--- BEGIN Data lines ---

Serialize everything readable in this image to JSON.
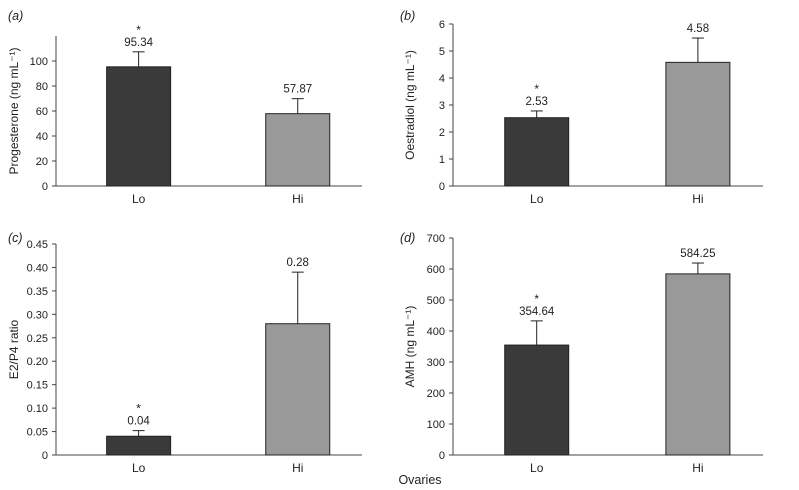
{
  "xlabel": "Ovaries",
  "colors": {
    "lo": "#3a3a3a",
    "hi": "#999999",
    "axis": "#444444"
  },
  "chart_data": [
    {
      "type": "bar",
      "panel": "(a)",
      "ylabel": "Progesterone (ng mL⁻¹)",
      "ylim": [
        0,
        120
      ],
      "yticks": [
        0,
        20,
        40,
        60,
        80,
        100
      ],
      "categories": [
        "Lo",
        "Hi"
      ],
      "values": [
        95.34,
        57.87
      ],
      "value_labels": [
        "95.34",
        "57.87"
      ],
      "errors": [
        12,
        12
      ],
      "significance": [
        "*",
        ""
      ]
    },
    {
      "type": "bar",
      "panel": "(b)",
      "ylabel": "Oestradiol (ng mL⁻¹)",
      "ylim": [
        0,
        6
      ],
      "yticks": [
        0,
        1,
        2,
        3,
        4,
        5,
        6
      ],
      "categories": [
        "Lo",
        "Hi"
      ],
      "values": [
        2.53,
        4.58
      ],
      "value_labels": [
        "2.53",
        "4.58"
      ],
      "errors": [
        0.25,
        0.9
      ],
      "significance": [
        "*",
        ""
      ]
    },
    {
      "type": "bar",
      "panel": "(c)",
      "ylabel": "E2/P4 ratio",
      "ylim": [
        0,
        0.45
      ],
      "yticks": [
        0,
        0.05,
        0.1,
        0.15,
        0.2,
        0.25,
        0.3,
        0.35,
        0.4,
        0.45
      ],
      "ytick_labels": [
        "0",
        "0.05",
        "0.10",
        "0.15",
        "0.20",
        "0.25",
        "0.30",
        "0.35",
        "0.40",
        "0.45"
      ],
      "categories": [
        "Lo",
        "Hi"
      ],
      "values": [
        0.04,
        0.28
      ],
      "value_labels": [
        "0.04",
        "0.28"
      ],
      "errors": [
        0.012,
        0.11
      ],
      "significance": [
        "*",
        ""
      ]
    },
    {
      "type": "bar",
      "panel": "(d)",
      "ylabel": "AMH (ng mL⁻¹)",
      "ylim": [
        0,
        700
      ],
      "yticks": [
        0,
        100,
        200,
        300,
        400,
        500,
        600,
        700
      ],
      "categories": [
        "Lo",
        "Hi"
      ],
      "values": [
        354.64,
        584.25
      ],
      "value_labels": [
        "354.64",
        "584.25"
      ],
      "errors": [
        78,
        35
      ],
      "significance": [
        "*",
        ""
      ]
    }
  ]
}
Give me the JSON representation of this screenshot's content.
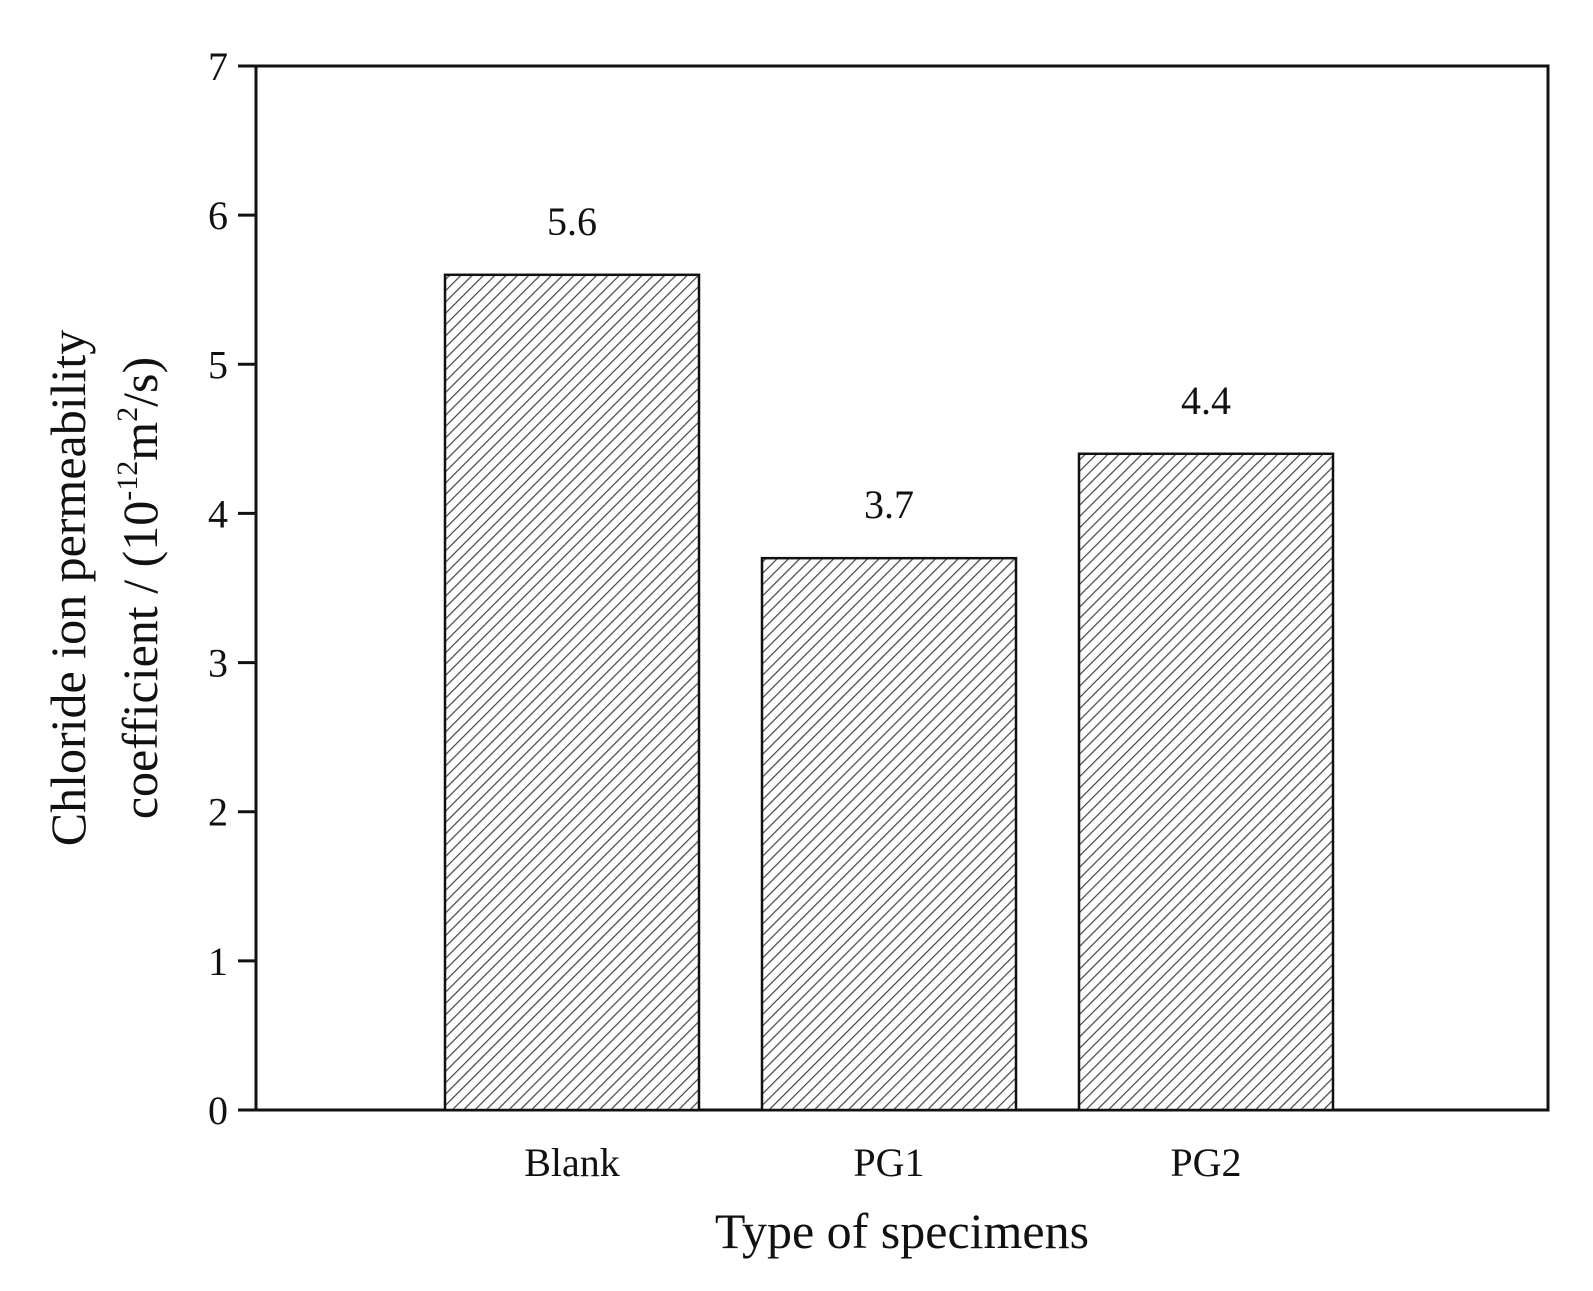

--- END Data lines ---

> Requirement
Without including any pictures, reproduce the listing exactly.

> Answer to the problem
Serialize everything readable in this image to JSON.
{
  "xlabel": "Ovaries",
  "colors": {
    "lo": "#3a3a3a",
    "hi": "#999999",
    "axis": "#444444"
  },
  "chart_data": [
    {
      "type": "bar",
      "panel": "(a)",
      "ylabel": "Progesterone (ng mL⁻¹)",
      "ylim": [
        0,
        120
      ],
      "yticks": [
        0,
        20,
        40,
        60,
        80,
        100
      ],
      "categories": [
        "Lo",
        "Hi"
      ],
      "values": [
        95.34,
        57.87
      ],
      "value_labels": [
        "95.34",
        "57.87"
      ],
      "errors": [
        12,
        12
      ],
      "significance": [
        "*",
        ""
      ]
    },
    {
      "type": "bar",
      "panel": "(b)",
      "ylabel": "Oestradiol (ng mL⁻¹)",
      "ylim": [
        0,
        6
      ],
      "yticks": [
        0,
        1,
        2,
        3,
        4,
        5,
        6
      ],
      "categories": [
        "Lo",
        "Hi"
      ],
      "values": [
        2.53,
        4.58
      ],
      "value_labels": [
        "2.53",
        "4.58"
      ],
      "errors": [
        0.25,
        0.9
      ],
      "significance": [
        "*",
        ""
      ]
    },
    {
      "type": "bar",
      "panel": "(c)",
      "ylabel": "E2/P4 ratio",
      "ylim": [
        0,
        0.45
      ],
      "yticks": [
        0,
        0.05,
        0.1,
        0.15,
        0.2,
        0.25,
        0.3,
        0.35,
        0.4,
        0.45
      ],
      "ytick_labels": [
        "0",
        "0.05",
        "0.10",
        "0.15",
        "0.20",
        "0.25",
        "0.30",
        "0.35",
        "0.40",
        "0.45"
      ],
      "categories": [
        "Lo",
        "Hi"
      ],
      "values": [
        0.04,
        0.28
      ],
      "value_labels": [
        "0.04",
        "0.28"
      ],
      "errors": [
        0.012,
        0.11
      ],
      "significance": [
        "*",
        ""
      ]
    },
    {
      "type": "bar",
      "panel": "(d)",
      "ylabel": "AMH (ng mL⁻¹)",
      "ylim": [
        0,
        700
      ],
      "yticks": [
        0,
        100,
        200,
        300,
        400,
        500,
        600,
        700
      ],
      "categories": [
        "Lo",
        "Hi"
      ],
      "values": [
        354.64,
        584.25
      ],
      "value_labels": [
        "354.64",
        "584.25"
      ],
      "errors": [
        78,
        35
      ],
      "significance": [
        "*",
        ""
      ]
    }
  ]
}
Give me the JSON representation of this screenshot's content.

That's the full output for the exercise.